Selection:
_ _ _

Fed Raises Key Rate to Range of 2% to 2.25%, Keeps Forecast for 4 Hikes in 2018

The Federal Reserve said Wednesday that it sees the federal funds rate at 2.4 percent by the end of 2018, unchanged from its June forecast.

Those translate to another rate hike expected before the end of the year and three in 2019.

The central bank also left its 2019 projection unchanged at 3.1 percent.

Four times a year Federal Reserve policymakers at the FOMC submit their projections about where short-term interest rates are headed. The results are the central bank’s so-called dot plot — a visual representation of how many members think rates will hit a given level over the short, medium and longer run.

Read More : Federal Reserve issues FOMC statement – September 26, 2018

As widely expected, the Federal Open Market Committee raised the federal funds rate 25 basis points to a range between 2 percent and 2.25 percent.

✅ The Federal Open Market Committee increases the fed funds rate 25 basis points to a range 2 percent to 2.25 percent. 

✅ The FOMC also projects one more hike before the end of the year and three in 2019. 

✅ Wednesday’s statement drops language saying that “the stance of monetary policy remains accommodative.” 

✅ Fed officials collectively estimate gross domestic product to rise 3.1 percent in 2018, an upward revision from the 2.8 projection in June. The forecast for 2019 also moved higher by 0.1 percentage points to 2.5 percent.

Economic outlook

Along with the move, committee members showed a more optimistic view of the U.S. economy.

The forecast for 2019 also moved higher by 0.1 percentage points to 2.5 percent. The estimate for 2020 remained at 2 percent.

Committee members for the first time released their 2021 projections, which see the economy growing at a 1.8 percent rate, aligning with the long-range forecast.

In the latest installment of their quarterly projections, FOMC officials collectively estimated gross domestic product to rise 3.1 percent in 2018, an upward revision from the 2.8 projection back in June.

“The Fed is looking at an economy that in 2021 is slowing, and this is the first time they’ve said that,” said Mark Cabana, head of U.S. short rate strategy at Bank of America Merrill Lynch. “I think the confidence about how long the economy is expected to stay strong is waning.”

Forecasts for interest rate moves ahead remain unchanged from June, though the expectations for individual members, expressed through the so-called dot plot, showed a greater range of estimates.

The unemployment rate forecast ticked higher to 3.7 percent from June’s estimate of 3.6 percent.

The committee still indicated another rate hike before the end of 2018 and likely three more in 2019. There’s one more increase factored in for 2020, bringing the median range to 3.4 percent where it is expected to stay through 2021 before settling to 3 percent over the longer run, an increase from June’s projection of 2.9 percent.

There was some upward drift in the grid. A dot widely believed to belong to St. Louis Fed President James Bullard, for instance, rose a quarter point for 2018. Two more hawkish dots for 2020 that saw the range between 4 percent and 4.25 percent drifted lower, though the dots overall for that year shifted higher.

Jobs

The Fed estimates the 3.9 percent unemployment rate will fall to 3.7 percent by the end of the year, slightly above their prior forecast, and 3.5 percent by the end of 2019.

“Job gains have been strong, on average, in recent months, and the unemployment rate has stayed low,” the Fed said.

_ _ _

Entries provided:
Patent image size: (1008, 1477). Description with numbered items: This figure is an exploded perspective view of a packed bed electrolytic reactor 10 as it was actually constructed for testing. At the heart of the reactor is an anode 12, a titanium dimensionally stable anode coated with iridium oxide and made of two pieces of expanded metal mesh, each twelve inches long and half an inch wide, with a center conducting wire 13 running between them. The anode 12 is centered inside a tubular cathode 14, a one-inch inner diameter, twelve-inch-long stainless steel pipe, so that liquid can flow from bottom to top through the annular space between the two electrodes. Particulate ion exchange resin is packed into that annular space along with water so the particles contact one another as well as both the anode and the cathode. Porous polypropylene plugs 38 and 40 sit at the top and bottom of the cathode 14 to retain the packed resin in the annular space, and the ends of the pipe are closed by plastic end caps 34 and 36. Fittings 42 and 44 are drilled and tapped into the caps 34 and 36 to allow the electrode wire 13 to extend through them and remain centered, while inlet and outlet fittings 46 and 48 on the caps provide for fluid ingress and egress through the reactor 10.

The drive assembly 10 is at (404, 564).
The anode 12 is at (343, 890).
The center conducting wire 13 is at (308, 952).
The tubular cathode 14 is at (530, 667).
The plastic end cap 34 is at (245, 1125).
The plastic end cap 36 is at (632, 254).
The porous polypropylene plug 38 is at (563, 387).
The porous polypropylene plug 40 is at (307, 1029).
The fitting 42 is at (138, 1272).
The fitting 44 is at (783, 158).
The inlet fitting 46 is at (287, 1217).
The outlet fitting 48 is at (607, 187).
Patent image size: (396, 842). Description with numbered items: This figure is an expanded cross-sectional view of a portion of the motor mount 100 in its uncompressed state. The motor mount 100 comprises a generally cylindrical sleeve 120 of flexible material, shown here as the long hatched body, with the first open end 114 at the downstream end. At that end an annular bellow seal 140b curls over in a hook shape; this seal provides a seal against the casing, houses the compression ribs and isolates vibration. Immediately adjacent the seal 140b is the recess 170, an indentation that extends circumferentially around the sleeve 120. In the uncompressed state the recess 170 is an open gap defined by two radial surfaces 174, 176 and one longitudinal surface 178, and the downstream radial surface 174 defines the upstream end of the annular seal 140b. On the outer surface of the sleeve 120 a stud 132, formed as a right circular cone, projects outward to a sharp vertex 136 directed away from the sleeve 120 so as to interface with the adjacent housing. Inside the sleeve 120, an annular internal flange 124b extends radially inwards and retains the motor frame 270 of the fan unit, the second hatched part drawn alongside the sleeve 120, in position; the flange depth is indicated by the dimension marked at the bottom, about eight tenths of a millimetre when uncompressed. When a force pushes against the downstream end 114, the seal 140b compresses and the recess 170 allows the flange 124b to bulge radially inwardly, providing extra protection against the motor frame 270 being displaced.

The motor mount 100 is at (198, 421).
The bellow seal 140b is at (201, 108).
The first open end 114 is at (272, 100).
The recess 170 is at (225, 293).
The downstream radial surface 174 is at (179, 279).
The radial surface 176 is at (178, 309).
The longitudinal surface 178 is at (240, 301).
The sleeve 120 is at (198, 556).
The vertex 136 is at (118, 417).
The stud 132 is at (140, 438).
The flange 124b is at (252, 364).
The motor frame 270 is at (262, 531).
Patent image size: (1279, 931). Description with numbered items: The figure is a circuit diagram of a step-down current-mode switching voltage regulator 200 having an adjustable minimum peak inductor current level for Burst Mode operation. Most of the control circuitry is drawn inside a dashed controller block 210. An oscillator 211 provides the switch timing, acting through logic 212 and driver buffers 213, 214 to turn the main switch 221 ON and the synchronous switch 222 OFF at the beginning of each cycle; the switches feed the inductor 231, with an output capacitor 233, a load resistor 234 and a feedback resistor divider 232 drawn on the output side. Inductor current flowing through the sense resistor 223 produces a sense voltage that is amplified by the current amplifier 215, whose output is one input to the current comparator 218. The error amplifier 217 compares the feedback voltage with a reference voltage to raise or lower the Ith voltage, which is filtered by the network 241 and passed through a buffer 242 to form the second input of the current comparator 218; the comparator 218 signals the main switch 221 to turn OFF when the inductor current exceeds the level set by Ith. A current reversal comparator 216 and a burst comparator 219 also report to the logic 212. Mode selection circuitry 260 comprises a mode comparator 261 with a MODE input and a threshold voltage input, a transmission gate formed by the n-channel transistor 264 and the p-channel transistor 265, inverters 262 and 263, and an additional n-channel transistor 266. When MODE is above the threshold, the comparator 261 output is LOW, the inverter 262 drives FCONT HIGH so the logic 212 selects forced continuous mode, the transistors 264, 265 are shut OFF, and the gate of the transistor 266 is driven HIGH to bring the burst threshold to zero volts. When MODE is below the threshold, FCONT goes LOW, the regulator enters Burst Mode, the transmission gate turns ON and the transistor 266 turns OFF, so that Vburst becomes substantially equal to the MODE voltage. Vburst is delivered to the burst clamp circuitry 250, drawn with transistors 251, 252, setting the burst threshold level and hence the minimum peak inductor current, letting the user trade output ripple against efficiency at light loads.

_ _ _

To do:
A. List each year for which the article on the Fed's rate increase gives a projected rate of economic growth, with the rate for each year.
B. From the article on the Fed's rate increase, extract word for word the passage that begins with the words containing "The Federal Reserve" and ends with "and 2.25 percent.".

Completed exercise:
A.
- 2018: 3.1 percent
- 2019: 2.5 percent
- 2020: 2 percent
- 2021: 1.8 percent

B.
The Federal Reserve said Wednesday that it sees the federal funds rate at 2.4 percent by the end of 2018, unchanged from its June forecast.

Those translate to another rate hike expected before the end of the year and three in 2019.

The central bank also left its 2019 projection unchanged at 3.1 percent.

Four times a year Federal Reserve policymakers at the FOMC submit their projections about where short-term interest rates are headed. The results are the central bank’s so-called dot plot — a visual representation of how many members think rates will hit a given level over the short, medium and longer run.

Read More : Federal Reserve issues FOMC statement – September 26, 2018

As widely expected, the Federal Open Market Committee raised the federal funds rate 25 basis points to a range between 2 percent and 2.25 percent.